SET TASK | Reproduce the stretch of entries from the very start through the line that contains "- kumo-cloud-bullish: [432, 338, 440, 373]", both ends included, with each line unchanged.

ENTRIES SHOWN |

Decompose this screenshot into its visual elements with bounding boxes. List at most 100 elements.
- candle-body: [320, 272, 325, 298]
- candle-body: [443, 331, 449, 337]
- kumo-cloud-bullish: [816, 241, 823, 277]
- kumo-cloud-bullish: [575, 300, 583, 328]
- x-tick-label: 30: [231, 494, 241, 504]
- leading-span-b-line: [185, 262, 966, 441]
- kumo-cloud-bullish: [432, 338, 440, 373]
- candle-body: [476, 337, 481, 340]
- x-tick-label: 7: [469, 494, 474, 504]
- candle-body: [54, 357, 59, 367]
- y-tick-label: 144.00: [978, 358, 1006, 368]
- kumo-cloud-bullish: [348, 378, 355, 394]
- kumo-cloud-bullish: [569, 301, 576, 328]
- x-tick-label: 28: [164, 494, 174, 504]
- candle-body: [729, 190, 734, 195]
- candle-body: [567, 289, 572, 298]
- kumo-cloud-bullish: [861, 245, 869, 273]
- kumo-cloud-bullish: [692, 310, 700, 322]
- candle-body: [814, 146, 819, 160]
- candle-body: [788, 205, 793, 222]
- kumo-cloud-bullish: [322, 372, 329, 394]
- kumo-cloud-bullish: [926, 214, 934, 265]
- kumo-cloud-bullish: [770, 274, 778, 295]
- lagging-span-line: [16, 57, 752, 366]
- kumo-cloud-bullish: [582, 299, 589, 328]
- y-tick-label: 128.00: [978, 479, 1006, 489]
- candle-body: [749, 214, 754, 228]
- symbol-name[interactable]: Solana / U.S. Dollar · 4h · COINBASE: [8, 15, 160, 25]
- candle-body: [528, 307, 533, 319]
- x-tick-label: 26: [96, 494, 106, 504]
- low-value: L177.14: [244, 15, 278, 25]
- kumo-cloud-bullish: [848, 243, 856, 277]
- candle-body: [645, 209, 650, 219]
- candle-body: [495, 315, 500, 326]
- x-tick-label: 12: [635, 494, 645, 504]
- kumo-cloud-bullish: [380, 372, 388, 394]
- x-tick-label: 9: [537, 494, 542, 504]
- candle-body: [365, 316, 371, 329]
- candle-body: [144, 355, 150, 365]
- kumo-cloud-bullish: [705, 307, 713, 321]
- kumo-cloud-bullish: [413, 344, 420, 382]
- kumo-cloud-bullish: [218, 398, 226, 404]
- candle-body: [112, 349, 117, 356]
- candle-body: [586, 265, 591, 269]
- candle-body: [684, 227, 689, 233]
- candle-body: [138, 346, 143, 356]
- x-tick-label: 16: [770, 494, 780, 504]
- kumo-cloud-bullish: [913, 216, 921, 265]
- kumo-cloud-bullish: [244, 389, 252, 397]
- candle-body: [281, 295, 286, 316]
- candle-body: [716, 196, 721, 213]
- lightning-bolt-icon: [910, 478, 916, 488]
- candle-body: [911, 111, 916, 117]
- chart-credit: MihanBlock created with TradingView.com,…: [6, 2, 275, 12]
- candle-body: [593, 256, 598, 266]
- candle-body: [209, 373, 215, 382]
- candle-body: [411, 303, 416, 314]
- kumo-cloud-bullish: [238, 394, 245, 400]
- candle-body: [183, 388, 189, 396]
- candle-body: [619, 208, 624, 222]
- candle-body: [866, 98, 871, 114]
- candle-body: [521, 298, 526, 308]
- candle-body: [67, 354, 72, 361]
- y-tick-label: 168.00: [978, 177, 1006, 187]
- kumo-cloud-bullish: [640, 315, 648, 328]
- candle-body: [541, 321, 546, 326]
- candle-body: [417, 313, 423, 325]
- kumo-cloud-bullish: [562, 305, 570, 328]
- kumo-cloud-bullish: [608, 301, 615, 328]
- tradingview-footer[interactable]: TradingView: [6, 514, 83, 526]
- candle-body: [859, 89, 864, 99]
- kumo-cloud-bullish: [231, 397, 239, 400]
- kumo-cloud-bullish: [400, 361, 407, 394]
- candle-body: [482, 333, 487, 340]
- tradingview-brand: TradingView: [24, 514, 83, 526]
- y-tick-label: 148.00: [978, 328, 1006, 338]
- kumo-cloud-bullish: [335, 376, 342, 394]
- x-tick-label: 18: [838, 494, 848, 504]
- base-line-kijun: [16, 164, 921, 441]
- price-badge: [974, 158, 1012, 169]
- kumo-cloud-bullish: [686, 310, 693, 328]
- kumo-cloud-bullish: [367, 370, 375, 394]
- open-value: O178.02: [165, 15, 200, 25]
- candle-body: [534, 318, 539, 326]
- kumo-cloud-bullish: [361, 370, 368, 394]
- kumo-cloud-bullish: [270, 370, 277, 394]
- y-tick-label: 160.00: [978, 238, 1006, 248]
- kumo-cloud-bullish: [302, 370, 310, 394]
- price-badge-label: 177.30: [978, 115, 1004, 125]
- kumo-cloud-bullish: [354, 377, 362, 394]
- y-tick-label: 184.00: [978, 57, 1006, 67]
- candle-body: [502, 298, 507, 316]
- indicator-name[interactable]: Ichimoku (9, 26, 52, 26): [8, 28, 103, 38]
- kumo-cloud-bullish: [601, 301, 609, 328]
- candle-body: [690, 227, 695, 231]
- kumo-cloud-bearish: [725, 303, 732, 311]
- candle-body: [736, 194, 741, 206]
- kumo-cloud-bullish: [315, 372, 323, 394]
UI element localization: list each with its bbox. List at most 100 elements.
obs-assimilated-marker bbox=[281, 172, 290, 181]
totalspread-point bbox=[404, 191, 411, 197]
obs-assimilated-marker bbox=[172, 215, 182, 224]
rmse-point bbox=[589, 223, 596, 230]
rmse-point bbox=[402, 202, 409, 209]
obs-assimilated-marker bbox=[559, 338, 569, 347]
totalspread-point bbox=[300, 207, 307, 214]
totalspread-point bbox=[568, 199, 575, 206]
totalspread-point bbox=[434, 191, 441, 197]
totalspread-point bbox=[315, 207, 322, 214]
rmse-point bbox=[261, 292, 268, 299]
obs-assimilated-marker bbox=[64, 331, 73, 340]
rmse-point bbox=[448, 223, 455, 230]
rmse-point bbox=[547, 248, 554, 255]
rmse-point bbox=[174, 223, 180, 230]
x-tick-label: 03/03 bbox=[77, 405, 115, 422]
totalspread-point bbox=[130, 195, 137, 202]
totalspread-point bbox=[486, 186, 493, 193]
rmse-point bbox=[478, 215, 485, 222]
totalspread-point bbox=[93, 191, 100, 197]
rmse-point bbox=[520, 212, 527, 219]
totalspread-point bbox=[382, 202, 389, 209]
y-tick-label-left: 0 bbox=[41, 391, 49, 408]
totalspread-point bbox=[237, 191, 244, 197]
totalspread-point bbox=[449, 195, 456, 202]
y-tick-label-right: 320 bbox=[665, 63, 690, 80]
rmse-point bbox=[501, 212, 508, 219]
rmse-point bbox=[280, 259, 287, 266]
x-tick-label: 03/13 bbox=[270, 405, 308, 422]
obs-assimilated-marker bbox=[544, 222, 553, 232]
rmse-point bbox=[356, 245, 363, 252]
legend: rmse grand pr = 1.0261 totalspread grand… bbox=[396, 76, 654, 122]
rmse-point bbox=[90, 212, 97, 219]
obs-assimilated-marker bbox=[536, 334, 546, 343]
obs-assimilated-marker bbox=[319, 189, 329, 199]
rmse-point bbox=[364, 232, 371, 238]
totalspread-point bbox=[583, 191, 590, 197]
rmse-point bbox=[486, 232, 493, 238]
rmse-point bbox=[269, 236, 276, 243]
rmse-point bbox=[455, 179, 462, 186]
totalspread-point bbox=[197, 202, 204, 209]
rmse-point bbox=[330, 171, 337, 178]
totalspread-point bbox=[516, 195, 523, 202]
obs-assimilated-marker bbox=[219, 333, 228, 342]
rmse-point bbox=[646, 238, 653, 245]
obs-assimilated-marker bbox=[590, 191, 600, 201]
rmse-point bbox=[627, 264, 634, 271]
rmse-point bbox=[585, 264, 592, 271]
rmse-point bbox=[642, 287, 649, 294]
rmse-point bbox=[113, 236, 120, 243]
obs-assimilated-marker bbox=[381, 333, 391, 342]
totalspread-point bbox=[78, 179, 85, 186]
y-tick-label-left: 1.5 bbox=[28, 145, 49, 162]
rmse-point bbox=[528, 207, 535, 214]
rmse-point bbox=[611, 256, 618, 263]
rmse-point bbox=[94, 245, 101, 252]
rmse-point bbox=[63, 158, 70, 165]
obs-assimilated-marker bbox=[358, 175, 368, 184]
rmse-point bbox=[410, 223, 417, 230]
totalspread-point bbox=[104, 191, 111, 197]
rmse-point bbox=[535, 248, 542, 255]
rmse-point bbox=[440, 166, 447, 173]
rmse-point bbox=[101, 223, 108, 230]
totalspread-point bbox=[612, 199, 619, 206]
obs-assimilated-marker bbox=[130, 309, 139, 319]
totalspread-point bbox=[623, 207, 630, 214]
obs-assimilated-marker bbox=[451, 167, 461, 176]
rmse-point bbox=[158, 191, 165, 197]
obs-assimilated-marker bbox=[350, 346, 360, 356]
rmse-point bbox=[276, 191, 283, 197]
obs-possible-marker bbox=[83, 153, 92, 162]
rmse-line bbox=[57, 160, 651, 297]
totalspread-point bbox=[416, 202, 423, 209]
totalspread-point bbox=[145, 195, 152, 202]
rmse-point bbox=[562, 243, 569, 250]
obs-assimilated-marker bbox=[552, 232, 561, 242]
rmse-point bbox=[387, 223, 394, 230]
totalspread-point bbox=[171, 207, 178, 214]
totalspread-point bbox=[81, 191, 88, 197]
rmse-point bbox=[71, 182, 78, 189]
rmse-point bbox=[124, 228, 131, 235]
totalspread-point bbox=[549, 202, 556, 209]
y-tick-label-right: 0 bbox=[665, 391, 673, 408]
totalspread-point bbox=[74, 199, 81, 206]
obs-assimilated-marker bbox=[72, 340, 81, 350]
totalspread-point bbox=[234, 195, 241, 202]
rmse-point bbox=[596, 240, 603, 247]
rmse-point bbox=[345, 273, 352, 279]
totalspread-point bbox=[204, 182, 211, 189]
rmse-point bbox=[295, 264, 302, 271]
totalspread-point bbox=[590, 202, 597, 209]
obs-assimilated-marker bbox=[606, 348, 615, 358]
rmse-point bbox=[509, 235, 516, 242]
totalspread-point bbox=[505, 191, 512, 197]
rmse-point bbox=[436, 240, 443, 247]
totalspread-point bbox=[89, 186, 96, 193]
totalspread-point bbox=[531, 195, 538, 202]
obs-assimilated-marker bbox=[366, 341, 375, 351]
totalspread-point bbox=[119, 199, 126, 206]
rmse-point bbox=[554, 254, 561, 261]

EXERCISE OUTPUT |
Decompose this screenshot into its visual elements with bounding boxes. List at most 100 elements.
- candle-body: [320, 272, 325, 298]
- candle-body: [443, 331, 449, 337]
- kumo-cloud-bullish: [816, 241, 823, 277]
- kumo-cloud-bullish: [575, 300, 583, 328]
- x-tick-label: 30: [231, 494, 241, 504]
- leading-span-b-line: [185, 262, 966, 441]
- kumo-cloud-bullish: [432, 338, 440, 373]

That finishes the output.